→ **TO DO**
#1 In the passage on Princess Yuan of Lu, why did Duke Teng order her and Liu Ying out of their carriage and put two decoy travellers in their place? Answer in one to three sentences.
#2 According to the passage on Princess Yuan of Lu, to whom was her daughter married?
#3 Extend the passage on Princess Yuan of Lu, picking up after its final sentence.

→ **DOCUMENT EXTRACT**
Princess Yuan of Lu, also called Princess Luyuan (late 3rd-century BC – May 187 BC), was a princess of the Han Dynasty. She was the eldest daughter of the dynasty's founder Emperor Gaozu and Empress Lü Zhi. She had one daughter who was married to her younger brother, Emperor Hui.

Biography
Princess Yuan's exact birth date is unknown, but her appearance in official records suggests that she was born before 211 BCE. She was born before her father Liu Bang became a serious political contender, after which most of her early life was spent avoiding capture by enemy forces.

In 204 BCE, during the Chu–Han Contention, the carriage of Princess Yuan and her brother Liu Ying was pursued by forces of the Chu State. Duke Teng, a member of the Xiahou family, ordered the two to leave the carriage and replaced them with two decoy travellers to allow them to escape.

→ **ENTRIES SHOWN**
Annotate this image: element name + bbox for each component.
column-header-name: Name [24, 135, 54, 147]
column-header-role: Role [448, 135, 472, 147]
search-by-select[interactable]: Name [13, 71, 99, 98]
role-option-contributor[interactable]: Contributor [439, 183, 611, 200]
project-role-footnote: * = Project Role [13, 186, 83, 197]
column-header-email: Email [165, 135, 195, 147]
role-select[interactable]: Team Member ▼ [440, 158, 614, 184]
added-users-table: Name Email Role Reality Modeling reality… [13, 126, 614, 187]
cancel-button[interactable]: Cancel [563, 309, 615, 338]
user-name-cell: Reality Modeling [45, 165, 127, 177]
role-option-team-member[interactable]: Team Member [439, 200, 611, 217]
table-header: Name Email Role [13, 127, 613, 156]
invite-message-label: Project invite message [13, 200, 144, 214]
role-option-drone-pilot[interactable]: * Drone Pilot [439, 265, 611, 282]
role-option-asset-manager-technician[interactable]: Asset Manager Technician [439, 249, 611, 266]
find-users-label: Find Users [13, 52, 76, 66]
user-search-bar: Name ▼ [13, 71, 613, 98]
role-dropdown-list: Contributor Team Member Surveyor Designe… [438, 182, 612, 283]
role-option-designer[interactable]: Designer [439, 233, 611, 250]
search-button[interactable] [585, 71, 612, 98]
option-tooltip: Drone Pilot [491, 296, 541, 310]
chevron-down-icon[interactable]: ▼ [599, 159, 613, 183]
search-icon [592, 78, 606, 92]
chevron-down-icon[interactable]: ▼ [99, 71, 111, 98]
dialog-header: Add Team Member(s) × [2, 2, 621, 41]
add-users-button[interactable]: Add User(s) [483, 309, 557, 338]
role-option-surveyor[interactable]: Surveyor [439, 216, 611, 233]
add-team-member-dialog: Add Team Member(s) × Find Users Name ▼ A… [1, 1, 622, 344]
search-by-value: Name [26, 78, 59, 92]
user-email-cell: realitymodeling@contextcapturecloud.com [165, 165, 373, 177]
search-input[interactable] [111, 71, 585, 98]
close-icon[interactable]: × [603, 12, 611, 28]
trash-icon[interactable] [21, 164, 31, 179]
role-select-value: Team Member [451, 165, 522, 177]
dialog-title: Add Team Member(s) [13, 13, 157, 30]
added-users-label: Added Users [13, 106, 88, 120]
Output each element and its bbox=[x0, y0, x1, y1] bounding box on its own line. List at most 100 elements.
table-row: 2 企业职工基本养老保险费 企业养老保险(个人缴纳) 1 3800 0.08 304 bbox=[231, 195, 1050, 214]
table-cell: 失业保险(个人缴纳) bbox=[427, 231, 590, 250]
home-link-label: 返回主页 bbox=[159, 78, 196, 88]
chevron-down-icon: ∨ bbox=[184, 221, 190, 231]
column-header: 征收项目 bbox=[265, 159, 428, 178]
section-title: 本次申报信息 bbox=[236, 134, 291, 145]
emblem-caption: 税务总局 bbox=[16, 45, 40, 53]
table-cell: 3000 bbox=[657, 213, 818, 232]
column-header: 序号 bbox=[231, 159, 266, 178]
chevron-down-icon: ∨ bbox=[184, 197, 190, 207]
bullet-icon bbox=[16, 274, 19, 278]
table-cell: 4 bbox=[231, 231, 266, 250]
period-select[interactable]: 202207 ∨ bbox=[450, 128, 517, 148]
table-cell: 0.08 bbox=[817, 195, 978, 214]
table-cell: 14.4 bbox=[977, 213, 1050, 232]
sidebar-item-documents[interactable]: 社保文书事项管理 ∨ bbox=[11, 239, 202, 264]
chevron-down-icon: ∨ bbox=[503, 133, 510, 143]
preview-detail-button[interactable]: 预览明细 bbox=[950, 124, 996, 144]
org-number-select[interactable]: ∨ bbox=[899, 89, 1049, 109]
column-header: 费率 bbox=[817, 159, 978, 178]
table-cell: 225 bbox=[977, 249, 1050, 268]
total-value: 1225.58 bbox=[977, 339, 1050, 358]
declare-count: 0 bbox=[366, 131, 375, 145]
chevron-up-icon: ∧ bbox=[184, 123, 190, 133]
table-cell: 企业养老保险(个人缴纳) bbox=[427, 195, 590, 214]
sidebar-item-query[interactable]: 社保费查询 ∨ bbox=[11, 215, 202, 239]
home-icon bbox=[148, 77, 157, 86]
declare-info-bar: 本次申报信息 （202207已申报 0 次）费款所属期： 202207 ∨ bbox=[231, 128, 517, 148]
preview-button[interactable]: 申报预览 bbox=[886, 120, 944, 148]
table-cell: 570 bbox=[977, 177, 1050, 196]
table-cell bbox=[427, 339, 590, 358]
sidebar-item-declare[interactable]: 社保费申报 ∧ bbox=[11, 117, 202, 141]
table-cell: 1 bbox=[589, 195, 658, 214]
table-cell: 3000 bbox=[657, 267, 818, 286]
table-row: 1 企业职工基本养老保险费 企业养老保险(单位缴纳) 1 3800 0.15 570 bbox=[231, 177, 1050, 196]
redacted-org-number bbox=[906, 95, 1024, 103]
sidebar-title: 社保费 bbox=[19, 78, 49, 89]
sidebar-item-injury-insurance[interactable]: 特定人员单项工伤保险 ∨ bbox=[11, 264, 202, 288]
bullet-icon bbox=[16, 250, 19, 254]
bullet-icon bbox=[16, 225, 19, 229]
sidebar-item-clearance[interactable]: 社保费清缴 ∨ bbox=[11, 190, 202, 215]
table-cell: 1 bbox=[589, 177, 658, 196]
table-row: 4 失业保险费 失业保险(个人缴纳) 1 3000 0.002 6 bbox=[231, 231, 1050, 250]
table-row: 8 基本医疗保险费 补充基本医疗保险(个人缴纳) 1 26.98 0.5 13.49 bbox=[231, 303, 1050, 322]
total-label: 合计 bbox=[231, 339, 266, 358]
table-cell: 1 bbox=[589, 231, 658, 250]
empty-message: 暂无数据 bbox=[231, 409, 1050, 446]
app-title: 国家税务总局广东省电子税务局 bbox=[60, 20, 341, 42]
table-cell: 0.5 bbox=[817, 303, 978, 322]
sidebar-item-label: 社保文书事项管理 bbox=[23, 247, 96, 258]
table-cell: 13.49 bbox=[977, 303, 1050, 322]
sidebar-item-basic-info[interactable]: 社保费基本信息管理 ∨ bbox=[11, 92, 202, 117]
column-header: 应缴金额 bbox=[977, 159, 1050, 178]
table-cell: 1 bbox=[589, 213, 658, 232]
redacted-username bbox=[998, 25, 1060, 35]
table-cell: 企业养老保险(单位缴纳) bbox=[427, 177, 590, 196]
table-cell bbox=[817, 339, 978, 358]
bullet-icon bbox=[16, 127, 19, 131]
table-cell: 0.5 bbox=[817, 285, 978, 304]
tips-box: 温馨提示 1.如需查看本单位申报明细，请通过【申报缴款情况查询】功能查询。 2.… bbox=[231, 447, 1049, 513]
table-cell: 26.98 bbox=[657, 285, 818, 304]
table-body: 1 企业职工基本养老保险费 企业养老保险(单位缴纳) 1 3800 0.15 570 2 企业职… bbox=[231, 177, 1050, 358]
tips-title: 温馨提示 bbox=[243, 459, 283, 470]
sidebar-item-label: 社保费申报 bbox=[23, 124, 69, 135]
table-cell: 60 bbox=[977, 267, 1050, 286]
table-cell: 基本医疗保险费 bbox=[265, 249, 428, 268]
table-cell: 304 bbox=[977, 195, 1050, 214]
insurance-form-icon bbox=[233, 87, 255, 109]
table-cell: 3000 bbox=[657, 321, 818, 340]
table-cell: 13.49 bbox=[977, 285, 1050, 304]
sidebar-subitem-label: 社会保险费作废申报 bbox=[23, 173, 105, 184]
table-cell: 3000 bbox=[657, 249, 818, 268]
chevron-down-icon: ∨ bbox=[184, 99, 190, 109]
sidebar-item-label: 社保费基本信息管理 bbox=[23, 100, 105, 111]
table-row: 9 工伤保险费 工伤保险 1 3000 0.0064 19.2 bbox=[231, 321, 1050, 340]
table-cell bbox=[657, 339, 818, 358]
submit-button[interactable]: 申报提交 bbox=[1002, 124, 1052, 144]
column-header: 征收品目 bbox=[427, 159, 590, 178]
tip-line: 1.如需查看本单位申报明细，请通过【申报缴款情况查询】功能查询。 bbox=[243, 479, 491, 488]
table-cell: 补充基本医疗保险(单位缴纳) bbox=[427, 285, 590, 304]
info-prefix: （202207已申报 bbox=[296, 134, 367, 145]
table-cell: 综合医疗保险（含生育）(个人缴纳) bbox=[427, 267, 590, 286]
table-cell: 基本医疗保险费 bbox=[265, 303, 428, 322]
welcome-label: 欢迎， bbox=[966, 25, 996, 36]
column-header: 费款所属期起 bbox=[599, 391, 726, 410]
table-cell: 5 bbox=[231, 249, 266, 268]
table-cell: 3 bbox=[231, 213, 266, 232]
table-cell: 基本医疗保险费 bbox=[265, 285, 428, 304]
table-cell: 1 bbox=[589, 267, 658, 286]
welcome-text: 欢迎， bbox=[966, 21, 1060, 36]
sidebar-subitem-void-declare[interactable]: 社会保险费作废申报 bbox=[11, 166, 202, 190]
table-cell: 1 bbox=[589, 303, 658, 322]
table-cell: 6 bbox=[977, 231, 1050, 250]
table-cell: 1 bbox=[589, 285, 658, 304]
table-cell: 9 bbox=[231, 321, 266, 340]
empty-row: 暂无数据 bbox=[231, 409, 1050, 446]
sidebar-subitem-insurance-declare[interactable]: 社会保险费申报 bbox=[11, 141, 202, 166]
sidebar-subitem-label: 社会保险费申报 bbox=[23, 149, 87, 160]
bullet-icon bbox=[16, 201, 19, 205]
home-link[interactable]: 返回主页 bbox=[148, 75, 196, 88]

→ **TASK ANSWERS**
#1 In 204 BCE, during the Chu–Han Contention, forces of the Chu State were pursuing their carriage. Duke Teng replaced the two with decoy travellers so that they could escape.

#2 Her daughter was married to Princess Yuan's younger brother, Emperor Hui.

#3
Liu Bang was proclaimed Emperor Gaozu of the Han Dynasty in 202 BCE. Princess Yuan's mother Empress Lü Zhi had little power after her husband became emperor and was powerless to prevent Emperor Gaozu from making plans to marry Princess Yuan, as the daughter of the legitimate wife, to a Xiongnu leader to prevent the nomads from causing trouble on the northern border. She was married later, however, to Zhang Ao of Zhao, who succeeded his father as ruler in 204 BCE. The exact date of their marriage is unknown. Their daughter Zhang Yan was married to Princess Yuan's younger brother Liu Ying in  November 192 BCE, as part of their mother's attempts to control the imperial household.

In December 194 BCE, King Daohui of Qi presented Chengyang Commandery to Princess Yuan and honoured her as Queen dowager.

Burial
Princess Yuan is buried in the Han Royal Tomb group near Xianyang at Anling, alongside her brother, daughter and husband. Her tomb is larger than that of her husband.

Medias 

 She's one of the character of the 2010 Chinese TV series Beauty's Rival in Palace. She is portrayed by Lu Jia Rong.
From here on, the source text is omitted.